Items:
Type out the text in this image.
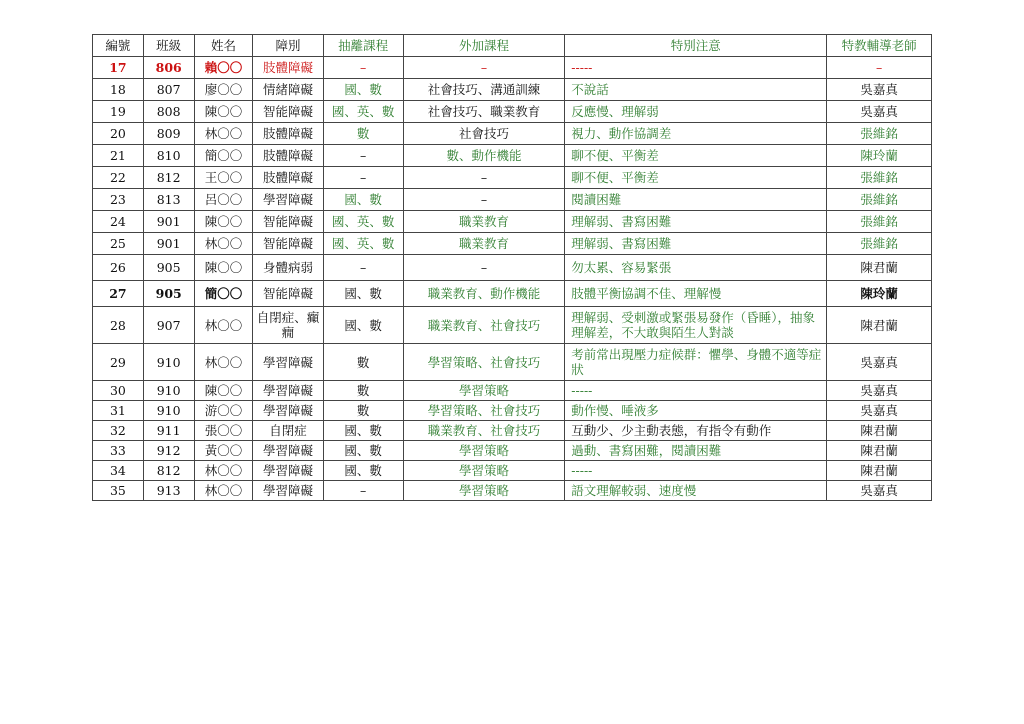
編號	班級	姓名	障別	抽離課程	外加課程	特別注意	特教輔導老師
17	806	賴〇〇	肢體障礙	–	–	-----	–
18	807	廖〇〇	情緒障礙	國、數	社會技巧、溝通訓練	不說話	吳嘉真
19	808	陳〇〇	智能障礙	國、英、數	社會技巧、職業教育	反應慢、理解弱	吳嘉真
20	809	林〇〇	肢體障礙	數	社會技巧	視力、動作協調差	張維銘
21	810	簡〇〇	肢體障礙	–	數、動作機能	聊不便、平衡差	陳玲蘭
22	812	王〇〇	肢體障礙	–	–	聊不便、平衡差	張維銘
23	813	呂〇〇	學習障礙	國、數	–	閱讀困難	張維銘
24	901	陳〇〇	智能障礙	國、英、數	職業教育	理解弱、書寫困難	張維銘
25	901	林〇〇	智能障礙	國、英、數	職業教育	理解弱、書寫困難	張維銘
26	905	陳〇〇	身體病弱	–	–	勿太累、容易緊張	陳君蘭
27	905	簡〇〇	智能障礙	國、數	職業教育、動作機能	肢體平衡協調不佳、理解慢	陳玲蘭
28	907	林〇〇	自閉症、癲癇	國、數	職業教育、社會技巧	理解弱、受刺激或緊張易發作（昏睡），抽象理解差，不大敢與陌生人對談	陳君蘭
29	910	林〇〇	學習障礙	數	學習策略、社會技巧	考前常出現壓力症候群：懼學、身體不適等症狀	吳嘉真
30	910	陳〇〇	學習障礙	數	學習策略	-----	吳嘉真
31	910	游〇〇	學習障礙	數	學習策略、社會技巧	動作慢、唾液多	吳嘉真
32	911	張〇〇	自閉症	國、數	職業教育、社會技巧	互動少、少主動表態，有指令有動作	陳君蘭
33	912	黃〇〇	學習障礙	國、數	學習策略	過動、書寫困難，閱讀困難	陳君蘭
34	812	林〇〇	學習障礙	國、數	學習策略	-----	陳君蘭
35	913	林〇〇	學習障礙	–	學習策略	語文理解較弱、速度慢	吳嘉真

Brief: Except for the pictures, copy the material above exactly.

Result:
Type out the text in this image.
編號	班級	姓名	障別	抽離課程	外加課程	特別注意	特教輔導老師
17	806	賴〇〇	肢體障礙	–	–	-----	–
18	807	廖〇〇	情緒障礙	國、數	社會技巧、溝通訓練	不說話	吳嘉真
19	808	陳〇〇	智能障礙	國、英、數	社會技巧、職業教育	反應慢、理解弱	吳嘉真
20	809	林〇〇	肢體障礙	數	社會技巧	視力、動作協調差	張維銘
21	810	簡〇〇	肢體障礙	–	數、動作機能	聊不便、平衡差	陳玲蘭
22	812	王〇〇	肢體障礙	–	–	聊不便、平衡差	張維銘
23	813	呂〇〇	學習障礙	國、數	–	閱讀困難	張維銘
24	901	陳〇〇	智能障礙	國、英、數	職業教育	理解弱、書寫困難	張維銘
25	901	林〇〇	智能障礙	國、英、數	職業教育	理解弱、書寫困難	張維銘
26	905	陳〇〇	身體病弱	–	–	勿太累、容易緊張	陳君蘭
27	905	簡〇〇	智能障礙	國、數	職業教育、動作機能	肢體平衡協調不佳、理解慢	陳玲蘭
28	907	林〇〇	自閉症、癲癇	國、數	職業教育、社會技巧	理解弱、受刺激或緊張易發作（昏睡），抽象理解差，不大敢與陌生人對談	陳君蘭
29	910	林〇〇	學習障礙	數	學習策略、社會技巧	考前常出現壓力症候群：懼學、身體不適等症狀	吳嘉真
30	910	陳〇〇	學習障礙	數	學習策略	-----	吳嘉真
31	910	游〇〇	學習障礙	數	學習策略、社會技巧	動作慢、唾液多	吳嘉真
32	911	張〇〇	自閉症	國、數	職業教育、社會技巧	互動少、少主動表態，有指令有動作	陳君蘭
33	912	黃〇〇	學習障礙	國、數	學習策略	過動、書寫困難，閱讀困難	陳君蘭
34	812	林〇〇	學習障礙	國、數	學習策略	-----	陳君蘭
35	913	林〇〇	學習障礙	–	學習策略	語文理解較弱、速度慢	吳嘉真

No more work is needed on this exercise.